OBJECTIVE:
Return all lines below containing the word "StringIO".

MATERIAL TO PROCESS:
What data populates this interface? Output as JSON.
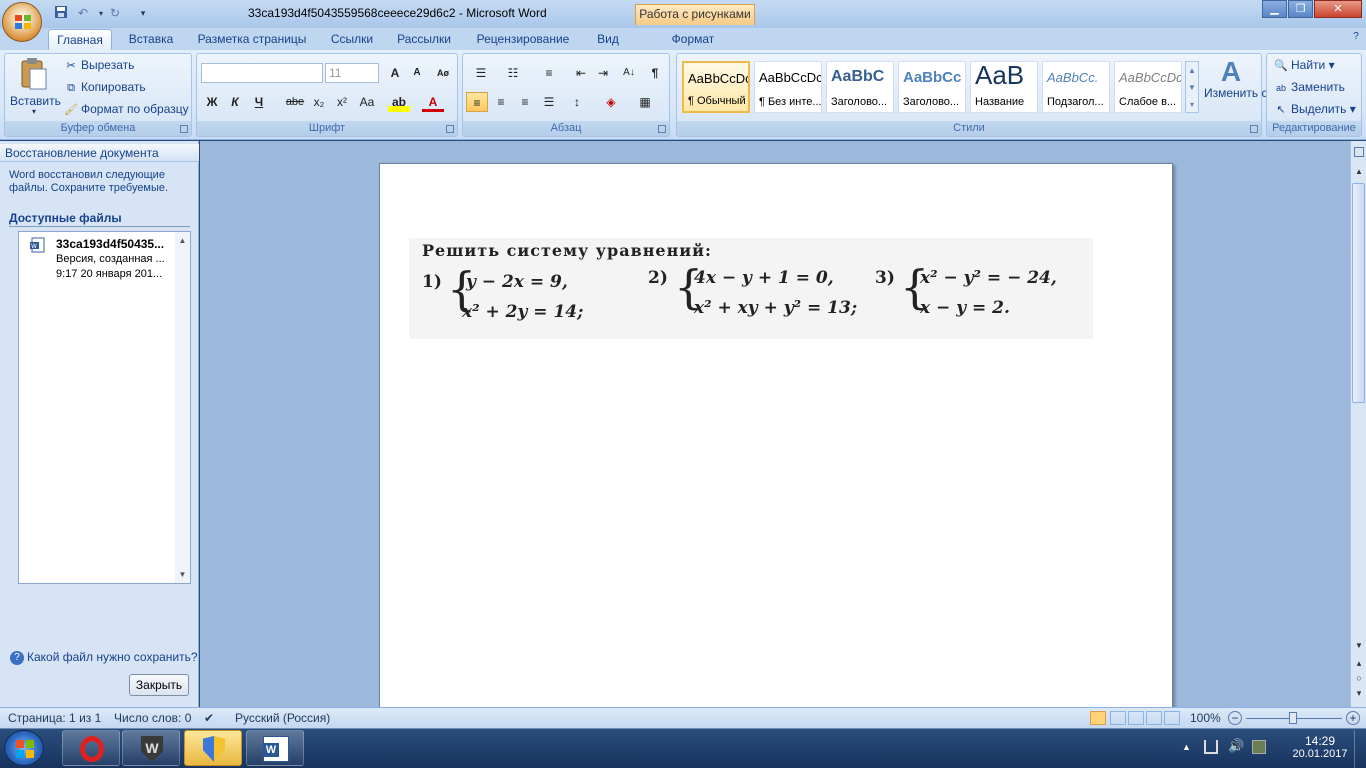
{
  "titlebar": {
    "doc_title": "33ca193d4f5043559568ceeece29d6c2 - Microsoft Word",
    "context_tab": "Работа с рисунками",
    "minimize_icon": "minimize-icon",
    "maximize_icon": "maximize-icon",
    "close_icon": "close-icon"
  },
  "tabs": [
    "Главная",
    "Вставка",
    "Разметка страницы",
    "Ссылки",
    "Рассылки",
    "Рецензирование",
    "Вид",
    "Формат"
  ],
  "clipboard": {
    "paste": "Вставить",
    "cut": "Вырезать",
    "copy": "Копировать",
    "format_painter": "Формат по образцу",
    "label": "Буфер обмена"
  },
  "font": {
    "name_value": "",
    "size_value": "11",
    "bold": "Ж",
    "italic": "К",
    "underline": "Ч",
    "strike": "abe",
    "sub": "x₂",
    "sup": "x²",
    "case": "Aa",
    "grow": "A",
    "shrink": "A",
    "label": "Шрифт"
  },
  "paragraph": {
    "label": "Абзац"
  },
  "styles": {
    "items": [
      {
        "preview": "AaBbCcDc",
        "name": "¶ Обычный"
      },
      {
        "preview": "AaBbCcDc",
        "name": "¶ Без инте..."
      },
      {
        "preview": "AaBbC",
        "name": "Заголово..."
      },
      {
        "preview": "AaBbCc",
        "name": "Заголово..."
      },
      {
        "preview": "AaB",
        "name": "Название"
      },
      {
        "preview": "AaBbCc.",
        "name": "Подзагол..."
      },
      {
        "preview": "AaBbCcDc",
        "name": "Слабое в..."
      }
    ],
    "change_styles": "Изменить стили",
    "label": "Стили"
  },
  "editing": {
    "find": "Найти",
    "replace": "Заменить",
    "select": "Выделить",
    "label": "Редактирование"
  },
  "recovery": {
    "header": "Восстановление документа",
    "description": "Word восстановил следующие файлы.  Сохраните требуемые.",
    "available": "Доступные файлы",
    "file_name": "33ca193d4f50435...",
    "file_version": "Версия, созданная ...",
    "file_time": "9:17 20 января 201...",
    "help": "Какой файл нужно сохранить?",
    "close": "Закрыть"
  },
  "document": {
    "heading": "Решить систему уравнений:",
    "problems": [
      {
        "num": "1)",
        "eq1": "y − 2x = 9,",
        "eq2": "x² + 2y = 14;"
      },
      {
        "num": "2)",
        "eq1": "4x − y + 1 = 0,",
        "eq2": "x² + xy + y² = 13;"
      },
      {
        "num": "3)",
        "eq1": "x² − y² = − 24,",
        "eq2": "x − y = 2."
      }
    ]
  },
  "statusbar": {
    "page": "Страница: 1 из 1",
    "words": "Число слов: 0",
    "language": "Русский (Россия)",
    "zoom": "100%"
  },
  "taskbar": {
    "time": "14:29",
    "date": "20.01.2017"
  },
  "colors": {
    "ribbon_bg": "#dae7f7",
    "accent": "#15428b",
    "selected_style": "#f0b94a"
  }
}
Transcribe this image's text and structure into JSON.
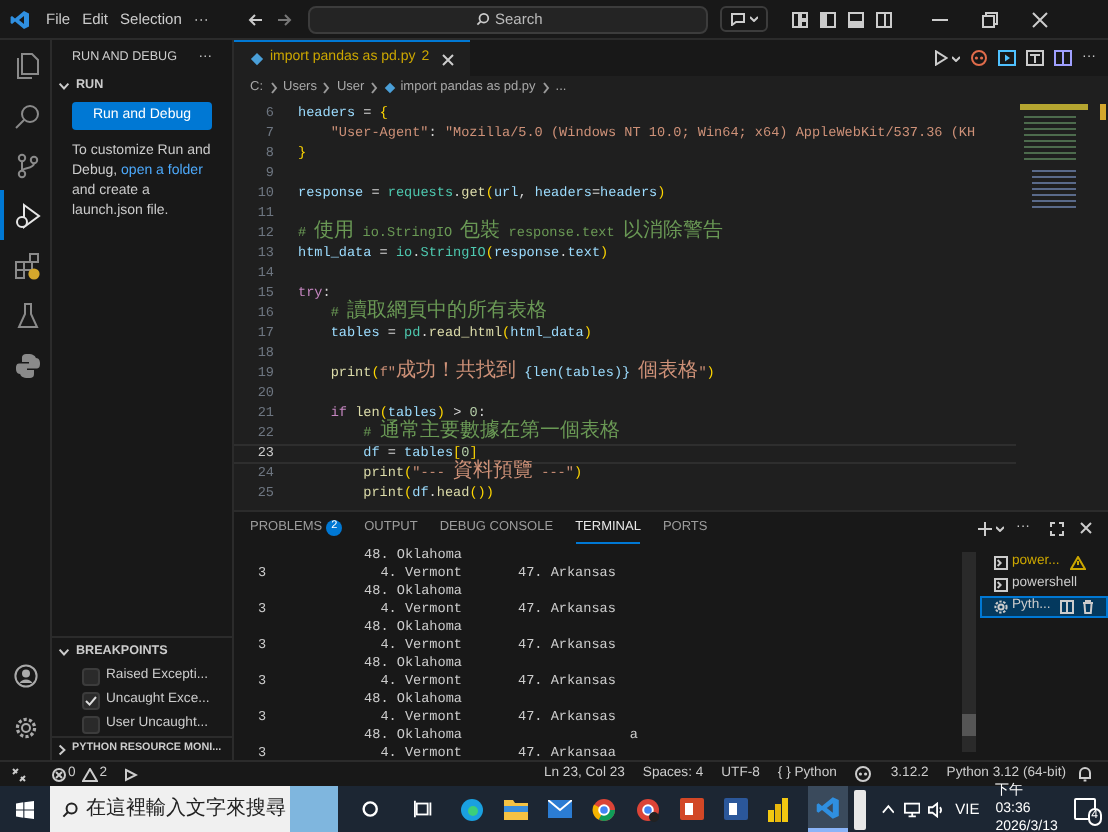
{
  "title_bar": {
    "menu": [
      "File",
      "Edit",
      "Selection",
      "···"
    ],
    "search": {
      "placeholder": "Search"
    }
  },
  "activity_bar": [
    {
      "kind": "files",
      "selected": false
    },
    {
      "kind": "search",
      "selected": false
    },
    {
      "kind": "branch",
      "selected": false
    },
    {
      "kind": "debug",
      "selected": true
    },
    {
      "kind": "blocks",
      "selected": false
    },
    {
      "kind": "flask",
      "selected": false
    },
    {
      "kind": "snake",
      "selected": false
    }
  ],
  "sidebar": {
    "title": "RUN AND DEBUG",
    "more": "···",
    "section": {
      "label": "RUN",
      "expanded": true
    },
    "button": "Run and Debug",
    "help": {
      "before": "To customize Run and Debug,",
      "link": "open a folder",
      "after": "and create a launch.json file."
    },
    "breakpoints": {
      "label": "BREAKPOINTS",
      "expanded": true,
      "items": [
        {
          "label": "Raised Excepti...",
          "checked": false
        },
        {
          "label": "Uncaught Exce...",
          "checked": true
        },
        {
          "label": "User Uncaught...",
          "checked": false
        }
      ]
    },
    "collapsed_section": {
      "label": "PYTHON RESOURCE MONI..."
    }
  },
  "editor": {
    "tabs": [
      {
        "label": "import pandas as pd.py",
        "problems": "2",
        "selected": true
      }
    ],
    "breadcrumbs": [
      "C:",
      "Users",
      "User",
      "import pandas as pd.py",
      "..."
    ],
    "lines": [
      {
        "number": "6",
        "current": false,
        "segments": [
          {
            "text": "headers",
            "kind": "var"
          },
          {
            "text": " = ",
            "kind": "plain"
          },
          {
            "text": "{",
            "kind": "bracket"
          }
        ]
      },
      {
        "number": "7",
        "current": false,
        "segments": [
          {
            "text": "    \"User-Agent\"",
            "kind": "string"
          },
          {
            "text": ": ",
            "kind": "plain"
          },
          {
            "text": "\"Mozilla/5.0 (Windows NT 10.0; Win64; x64) AppleWebKit/537.36 (KH",
            "kind": "string"
          }
        ]
      },
      {
        "number": "8",
        "current": false,
        "segments": [
          {
            "text": "}",
            "kind": "bracket"
          }
        ]
      },
      {
        "number": "9",
        "current": false
      },
      {
        "number": "10",
        "current": false,
        "segments": [
          {
            "text": "response",
            "kind": "var"
          },
          {
            "text": " = ",
            "kind": "plain"
          },
          {
            "text": "requests",
            "kind": "class"
          },
          {
            "text": ".",
            "kind": "plain"
          },
          {
            "text": "get",
            "kind": "func"
          },
          {
            "text": "(",
            "kind": "bracket"
          },
          {
            "text": "url",
            "kind": "var"
          },
          {
            "text": ", ",
            "kind": "plain"
          },
          {
            "text": "headers",
            "kind": "var"
          },
          {
            "text": "=",
            "kind": "plain"
          },
          {
            "text": "headers",
            "kind": "var"
          },
          {
            "text": ")",
            "kind": "bracket"
          }
        ]
      },
      {
        "number": "11",
        "current": false
      },
      {
        "number": "12",
        "current": false,
        "segments": [
          {
            "text": "# 使用 io.StringIO 包裝 response.text 以消除警告",
            "kind": "comment"
          }
        ]
      },
      {
        "number": "13",
        "current": false,
        "segments": [
          {
            "text": "html_data",
            "kind": "var"
          },
          {
            "text": " = ",
            "kind": "plain"
          },
          {
            "text": "io",
            "kind": "class"
          },
          {
            "text": ".",
            "kind": "plain"
          },
          {
            "text": "StringIO",
            "kind": "class"
          },
          {
            "text": "(",
            "kind": "bracket"
          },
          {
            "text": "response",
            "kind": "var"
          },
          {
            "text": ".",
            "kind": "plain"
          },
          {
            "text": "text",
            "kind": "var"
          },
          {
            "text": ")",
            "kind": "bracket"
          }
        ]
      },
      {
        "number": "14",
        "current": false
      },
      {
        "number": "15",
        "current": false,
        "segments": [
          {
            "text": "try",
            "kind": "keyword"
          },
          {
            "text": ":",
            "kind": "plain"
          }
        ]
      },
      {
        "number": "16",
        "current": false,
        "segments": [
          {
            "text": "    # 讀取網頁中的所有表格",
            "kind": "comment"
          }
        ]
      },
      {
        "number": "17",
        "current": false,
        "segments": [
          {
            "text": "    tables",
            "kind": "var"
          },
          {
            "text": " = ",
            "kind": "plain"
          },
          {
            "text": "pd",
            "kind": "class"
          },
          {
            "text": ".",
            "kind": "plain"
          },
          {
            "text": "read_html",
            "kind": "func"
          },
          {
            "text": "(",
            "kind": "bracket"
          },
          {
            "text": "html_data",
            "kind": "var"
          },
          {
            "text": ")",
            "kind": "bracket"
          }
        ]
      },
      {
        "number": "18",
        "current": false
      },
      {
        "number": "19",
        "current": false,
        "segments": [
          {
            "text": "    print",
            "kind": "func"
          },
          {
            "text": "(",
            "kind": "bracket"
          },
          {
            "text": "f\"成功！共找到 ",
            "kind": "string"
          },
          {
            "text": "{len(tables)}",
            "kind": "var"
          },
          {
            "text": " 個表格\"",
            "kind": "string"
          },
          {
            "text": ")",
            "kind": "bracket"
          }
        ]
      },
      {
        "number": "20",
        "current": false
      },
      {
        "number": "21",
        "current": false,
        "segments": [
          {
            "text": "    if",
            "kind": "keyword"
          },
          {
            "text": " len",
            "kind": "func"
          },
          {
            "text": "(",
            "kind": "bracket"
          },
          {
            "text": "tables",
            "kind": "var"
          },
          {
            "text": ")",
            "kind": "bracket"
          },
          {
            "text": " > ",
            "kind": "plain"
          },
          {
            "text": "0",
            "kind": "number"
          },
          {
            "text": ":",
            "kind": "plain"
          }
        ]
      },
      {
        "number": "22",
        "current": false,
        "segments": [
          {
            "text": "        # 通常主要數據在第一個表格",
            "kind": "comment"
          }
        ]
      },
      {
        "number": "23",
        "current": true,
        "segments": [
          {
            "text": "        df",
            "kind": "var"
          },
          {
            "text": " = ",
            "kind": "plain"
          },
          {
            "text": "tables",
            "kind": "var"
          },
          {
            "text": "[",
            "kind": "bracket"
          },
          {
            "text": "0",
            "kind": "number"
          },
          {
            "text": "]",
            "kind": "bracket"
          }
        ]
      },
      {
        "number": "24",
        "current": false,
        "segments": [
          {
            "text": "        print",
            "kind": "func"
          },
          {
            "text": "(",
            "kind": "bracket"
          },
          {
            "text": "\"--- 資料預覽 ---\"",
            "kind": "string"
          },
          {
            "text": ")",
            "kind": "bracket"
          }
        ]
      },
      {
        "number": "25",
        "current": false,
        "segments": [
          {
            "text": "        print",
            "kind": "func"
          },
          {
            "text": "(",
            "kind": "bracket"
          },
          {
            "text": "df",
            "kind": "var"
          },
          {
            "text": ".",
            "kind": "plain"
          },
          {
            "text": "head",
            "kind": "func"
          },
          {
            "text": "()",
            "kind": "bracket"
          },
          {
            "text": ")",
            "kind": "bracket"
          }
        ]
      }
    ]
  },
  "panel": {
    "tabs": [
      {
        "label": "PROBLEMS",
        "badge": "2",
        "selected": false
      },
      {
        "label": "OUTPUT",
        "selected": false
      },
      {
        "label": "DEBUG CONSOLE",
        "selected": false
      },
      {
        "label": "TERMINAL",
        "selected": true
      },
      {
        "label": "PORTS",
        "selected": false
      }
    ],
    "terminal_rows": [
      {
        "column_2": "48. Oklahoma"
      },
      {
        "column_1": "3",
        "column_2": "4. Vermont",
        "column_3": "47. Arkansas"
      },
      {
        "column_2": "48. Oklahoma"
      },
      {
        "column_1": "3",
        "column_2": "4. Vermont",
        "column_3": "47. Arkansas"
      },
      {
        "column_2": "48. Oklahoma"
      },
      {
        "column_1": "3",
        "column_2": "4. Vermont",
        "column_3": "47. Arkansas"
      },
      {
        "column_2": "48. Oklahoma"
      },
      {
        "column_1": "3",
        "column_2": "4. Vermont",
        "column_3": "47. Arkansas"
      },
      {
        "column_2": "48. Oklahoma"
      },
      {
        "column_1": "3",
        "column_2": "4. Vermont",
        "column_3": "47. Arkansas"
      },
      {
        "column_2": "48. Oklahoma",
        "column_3": "a"
      },
      {
        "column_1": "3",
        "column_2": "4. Vermont",
        "column_3": "47. Arkansaa"
      }
    ],
    "terminals": [
      {
        "label": "power...",
        "warning": true,
        "selected": false
      },
      {
        "label": "powershell",
        "warning": false,
        "selected": false
      },
      {
        "label": "Pyth...",
        "warning": false,
        "selected": true
      }
    ]
  },
  "status_bar": {
    "errors": "0",
    "warnings": "2",
    "items": [
      "Ln 23, Col 23",
      "Spaces: 4",
      "UTF-8",
      "{ } Python",
      "3.12.2",
      "Python 3.12 (64-bit)"
    ]
  },
  "taskbar": {
    "search": {
      "placeholder": "在這裡輸入文字來搜尋"
    },
    "language": "VIE",
    "time": "下午 03:36",
    "date": "2026/3/13",
    "notifications": "4"
  }
}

RESPONSE FOR THIS EXERCISE:
            "text": "# 使用 io.StringIO 包裝 response.text 以消除警告",
            "text": "StringIO",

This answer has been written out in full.